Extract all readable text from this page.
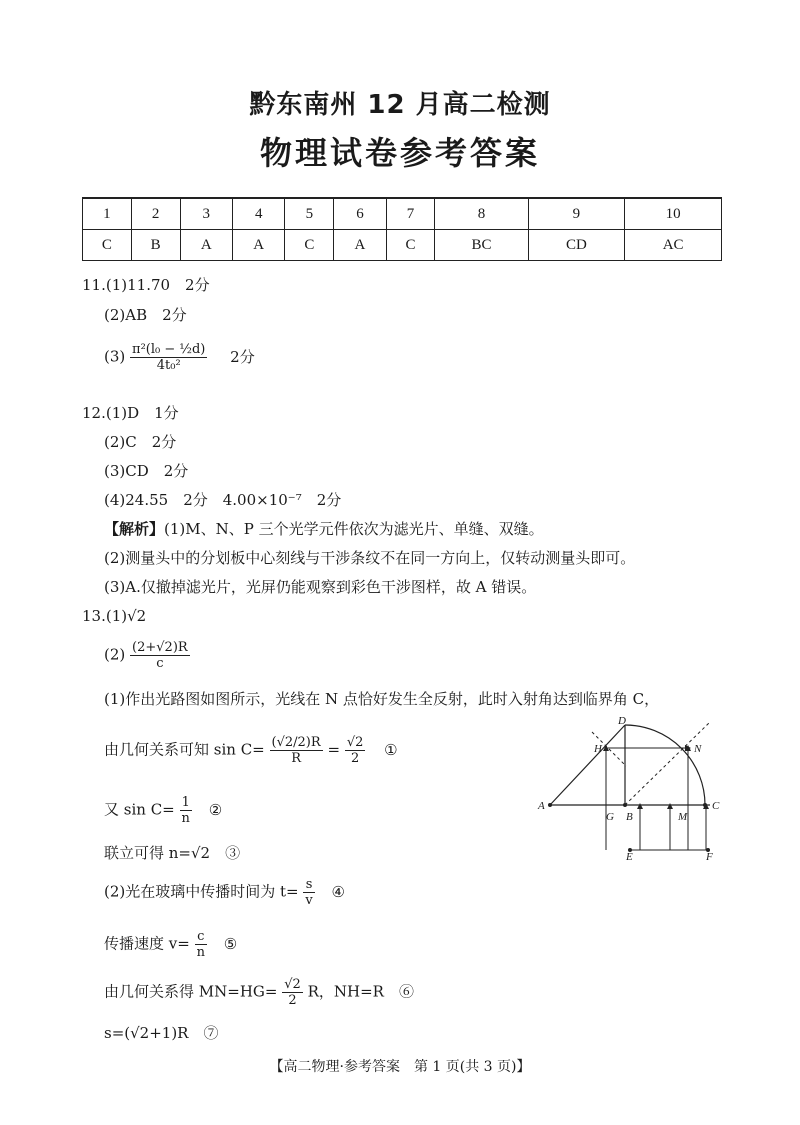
黔东南州 12 月高二检测
物理试卷参考答案
1	2	3	4	5	6	7	8	9	10
C	B	A	A	C	A	C	BC	CD	AC
11.(1)11.70　2分
(2)AB　2分
$(3) \frac{\text{π²(l₀ − ½d)}}{\text{4t₀²}} 2$分
12.(1)D　1分
(2)C　2分
(3)CD　2分
(4)24.55　2分　4.00×10⁻⁷　2分
【解析】(1)M、N、P 三个光学元件依次为滤光片、单缝、双缝。
(2)测量头中的分划板中心刻线与干涉条纹不在同一方向上，仅转动测量头即可。
(3)A.仅撤掉滤光片，光屏仍能观察到彩色干涉图样，故 A 错误。
13.(1)√2
$(2) \frac{(2+√2)R}{c}$
(1)作出光路图如图所示，光线在 N 点恰好发生全反射，此时入射角达到临界角 C，
由几何关系可知 $\sin C= \frac{(√2/2)R}{R} = \frac{√2}{2}$ ①
又 $\sin C= \frac{1}{n}$ ②
联立可得 n=√2　③
(2)光在玻璃中传播时间为 $t= \frac{s}{v}$ ④
传播速度 $v= \frac{c}{n}$ ⑤
由几何关系得 $MN=HG= \frac{√2}{2}$ R，NH=R　⑥
s=(√2+1)R　⑦
A
B
C
D
E	F
G
H
M
N
【高二物理·参考答案　第 1 页(共 3 页)】
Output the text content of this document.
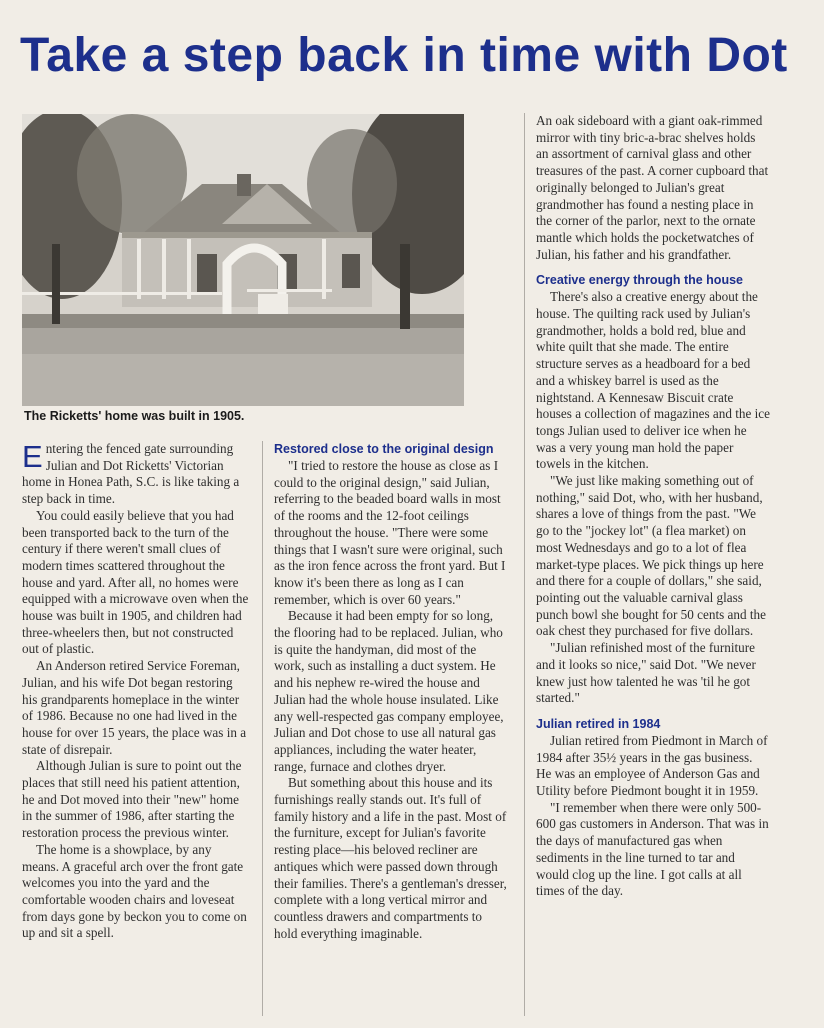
Take a step back in time with Dot
The Ricketts' home was built in 1905.

Entering the fenced gate surrounding Julian and Dot Ricketts' Victorian home in Honea Path, S.C. is like taking a step back in time.

You could easily believe that you had been transported back to the turn of the century if there weren't small clues of modern times scattered throughout the house and yard. After all, no homes were equipped with a microwave oven when the house was built in 1905, and children had three-wheelers then, but not constructed out of plastic.

An Anderson retired Service Foreman, Julian, and his wife Dot began restoring his grandparents homeplace in the winter of 1986. Because no one had lived in the house for over 15 years, the place was in a state of disrepair.

Although Julian is sure to point out the places that still need his patient attention, he and Dot moved into their "new" home in the summer of 1986, after starting the restoration process the previous winter.

The home is a showplace, by any means. A graceful arch over the front gate welcomes you into the yard and the comfortable wooden chairs and loveseat from days gone by beckon you to come on up and sit a spell.

Restored close to the original design

"I tried to restore the house as close as I could to the original design," said Julian, referring to the beaded board walls in most of the rooms and the 12-foot ceilings throughout the house. "There were some things that I wasn't sure were original, such as the iron fence across the front yard. But I know it's been there as long as I can remember, which is over 60 years."

Because it had been empty for so long, the flooring had to be replaced. Julian, who is quite the handyman, did most of the work, such as installing a duct system. He and his nephew re-wired the house and Julian had the whole house insulated. Like any well-respected gas company employee, Julian and Dot chose to use all natural gas appliances, including the water heater, range, furnace and clothes dryer.

But something about this house and its furnishings really stands out. It's full of family history and a life in the past. Most of the furniture, except for Julian's favorite resting place—his beloved recliner are antiques which were passed down through their families. There's a gentleman's dresser, complete with a long vertical mirror and countless drawers and compartments to hold everything imaginable.

An oak sideboard with a giant oak-rimmed mirror with tiny bric-a-brac shelves holds an assortment of carnival glass and other treasures of the past. A corner cupboard that originally belonged to Julian's great grandmother has found a nesting place in the corner of the parlor, next to the ornate mantle which holds the pocketwatches of Julian, his father and his grandfather.

Creative energy through the house

There's also a creative energy about the house. The quilting rack used by Julian's grandmother, holds a bold red, blue and white quilt that she made. The entire structure serves as a headboard for a bed and a whiskey barrel is used as the nightstand. A Kennesaw Biscuit crate houses a collection of magazines and the ice tongs Julian used to deliver ice when he was a very young man hold the paper towels in the kitchen.

"We just like making something out of nothing," said Dot, who, with her husband, shares a love of things from the past. "We go to the "jockey lot" (a flea market) on most Wednesdays and go to a lot of flea market-type places. We pick things up here and there for a couple of dollars," she said, pointing out the valuable carnival glass punch bowl she bought for 50 cents and the oak chest they purchased for five dollars.

"Julian refinished most of the furniture and it looks so nice," said Dot. "We never knew just how talented he was 'til he got started."

Julian retired in 1984

Julian retired from Piedmont in March of 1984 after 35½ years in the gas business. He was an employee of Anderson Gas and Utility before Piedmont bought it in 1959.

"I remember when there were only 500-600 gas customers in Anderson. That was in the days of manufactured gas when sediments in the line turned to tar and would clog up the line. I got calls at all times of the day.
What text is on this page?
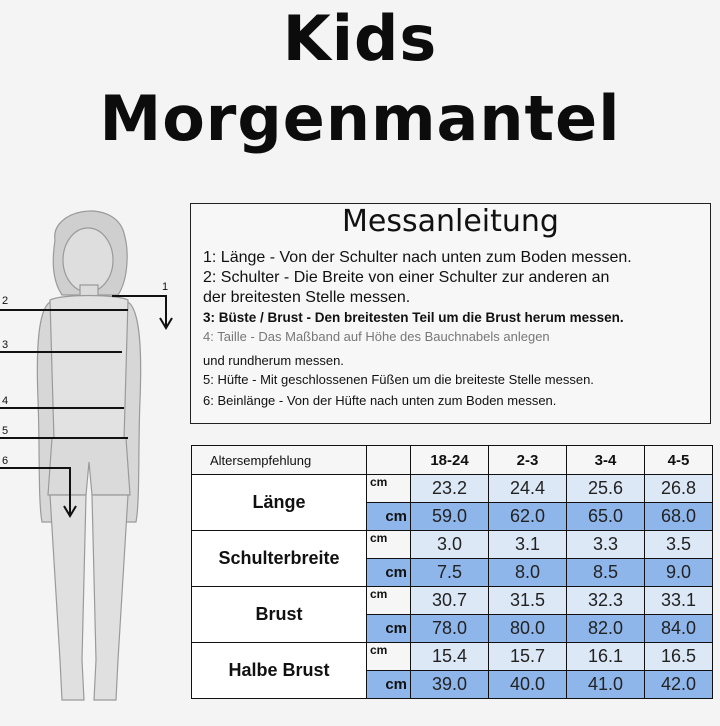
Kids
Morgenmantel
1
2
3
4
5
6
Messanleitung
1: Länge - Von der Schulter nach unten zum Boden messen.
2: Schulter - Die Breite von einer Schulter zur anderen an
der breitesten Stelle messen.
3: Büste / Brust - Den breitesten Teil um die Brust herum messen.
4: Taille - Das Maßband auf Höhe des Bauchnabels anlegen
und rundherum messen.
5: Hüfte - Mit geschlossenen Füßen um die breiteste Stelle messen.
6: Beinlänge - Von der Hüfte nach unten zum Boden messen.
Altersempfehlung		18-24	2-3	3-4	4-5
Länge	cm	23.2	24.4	25.6	26.8
	cm	59.0	62.0	65.0	68.0
Schulterbreite	cm	3.0	3.1	3.3	3.5
	cm	7.5	8.0	8.5	9.0
Brust	cm	30.7	31.5	32.3	33.1
	cm	78.0	80.0	82.0	84.0
Halbe Brust	cm	15.4	15.7	16.1	16.5
	cm	39.0	40.0	41.0	42.0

^^^^

- WHAT IS ASKED: Exactly as written, return every line of the listing, but not the pictures.

- THE COMPLETED TASK:
Extract all readable text from this page.
黔东南州 12 月高二检测
物理试卷参考答案
1	2	3	4	5	6	7	8	9	10
C	B	A	A	C	A	C	BC	CD	AC
11.(1)11.70　2分
(2)AB　2分
$(3) \frac{\text{π²(l₀ − ½d)}}{\text{4t₀²}} 2$分
12.(1)D　1分
(2)C　2分
(3)CD　2分
(4)24.55　2分　4.00×10⁻⁷　2分
【解析】(1)M、N、P 三个光学元件依次为滤光片、单缝、双缝。
(2)测量头中的分划板中心刻线与干涉条纹不在同一方向上，仅转动测量头即可。
(3)A.仅撤掉滤光片，光屏仍能观察到彩色干涉图样，故 A 错误。
13.(1)√2
$(2) \frac{(2+√2)R}{c}$
(1)作出光路图如图所示，光线在 N 点恰好发生全反射，此时入射角达到临界角 C，
由几何关系可知 $\sin C= \frac{(√2/2)R}{R} = \frac{√2}{2}$ ①
又 $\sin C= \frac{1}{n}$ ②
联立可得 n=√2　③
(2)光在玻璃中传播时间为 $t= \frac{s}{v}$ ④
传播速度 $v= \frac{c}{n}$ ⑤
由几何关系得 $MN=HG= \frac{√2}{2}$ R，NH=R　⑥
s=(√2+1)R　⑦
A
B
C
D
E	F
G
H
M
N
【高二物理·参考答案　第 1 页(共 3 页)】
Output the text content of this document.
Take a step back in time with Dot
The Ricketts' home was built in 1905.

Entering the fenced gate surrounding Julian and Dot Ricketts' Victorian home in Honea Path, S.C. is like taking a step back in time.

You could easily believe that you had been transported back to the turn of the century if there weren't small clues of modern times scattered throughout the house and yard. After all, no homes were equipped with a microwave oven when the house was built in 1905, and children had three-wheelers then, but not constructed out of plastic.

An Anderson retired Service Foreman, Julian, and his wife Dot began restoring his grandparents homeplace in the winter of 1986. Because no one had lived in the house for over 15 years, the place was in a state of disrepair.

Although Julian is sure to point out the places that still need his patient attention, he and Dot moved into their "new" home in the summer of 1986, after starting the restoration process the previous winter.

The home is a showplace, by any means. A graceful arch over the front gate welcomes you into the yard and the comfortable wooden chairs and loveseat from days gone by beckon you to come on up and sit a spell.

Restored close to the original design

"I tried to restore the house as close as I could to the original design," said Julian, referring to the beaded board walls in most of the rooms and the 12-foot ceilings throughout the house. "There were some things that I wasn't sure were original, such as the iron fence across the front yard. But I know it's been there as long as I can remember, which is over 60 years."

Because it had been empty for so long, the flooring had to be replaced. Julian, who is quite the handyman, did most of the work, such as installing a duct system. He and his nephew re-wired the house and Julian had the whole house insulated. Like any well-respected gas company employee, Julian and Dot chose to use all natural gas appliances, including the water heater, range, furnace and clothes dryer.

But something about this house and its furnishings really stands out. It's full of family history and a life in the past. Most of the furniture, except for Julian's favorite resting place—his beloved recliner are antiques which were passed down through their families. There's a gentleman's dresser, complete with a long vertical mirror and countless drawers and compartments to hold everything imaginable.

An oak sideboard with a giant oak-rimmed mirror with tiny bric-a-brac shelves holds an assortment of carnival glass and other treasures of the past. A corner cupboard that originally belonged to Julian's great grandmother has found a nesting place in the corner of the parlor, next to the ornate mantle which holds the pocketwatches of Julian, his father and his grandfather.

Creative energy through the house

There's also a creative energy about the house. The quilting rack used by Julian's grandmother, holds a bold red, blue and white quilt that she made. The entire structure serves as a headboard for a bed and a whiskey barrel is used as the nightstand. A Kennesaw Biscuit crate houses a collection of magazines and the ice tongs Julian used to deliver ice when he was a very young man hold the paper towels in the kitchen.

"We just like making something out of nothing," said Dot, who, with her husband, shares a love of things from the past. "We go to the "jockey lot" (a flea market) on most Wednesdays and go to a lot of flea market-type places. We pick things up here and there for a couple of dollars," she said, pointing out the valuable carnival glass punch bowl she bought for 50 cents and the oak chest they purchased for five dollars.

"Julian refinished most of the furniture and it looks so nice," said Dot. "We never knew just how talented he was 'til he got started."

Julian retired in 1984

Julian retired from Piedmont in March of 1984 after 35½ years in the gas business. He was an employee of Anderson Gas and Utility before Piedmont bought it in 1959.

"I remember when there were only 500-600 gas customers in Anderson. That was in the days of manufactured gas when sediments in the line turned to tar and would clog up the line. I got calls at all times of the day.
What text is on this page?
Kids
Morgenmantel
1
2
3
4
5
6
Messanleitung
1: Länge - Von der Schulter nach unten zum Boden messen.
2: Schulter - Die Breite von einer Schulter zur anderen an
der breitesten Stelle messen.
3: Büste / Brust - Den breitesten Teil um die Brust herum messen.
4: Taille - Das Maßband auf Höhe des Bauchnabels anlegen
und rundherum messen.
5: Hüfte - Mit geschlossenen Füßen um die breiteste Stelle messen.
6: Beinlänge - Von der Hüfte nach unten zum Boden messen.
Altersempfehlung		18-24	2-3	3-4	4-5
Länge	cm	23.2	24.4	25.6	26.8
	cm	59.0	62.0	65.0	68.0
Schulterbreite	cm	3.0	3.1	3.3	3.5
	cm	7.5	8.0	8.5	9.0
Brust	cm	30.7	31.5	32.3	33.1
	cm	78.0	80.0	82.0	84.0
Halbe Brust	cm	15.4	15.7	16.1	16.5
	cm	39.0	40.0	41.0	42.0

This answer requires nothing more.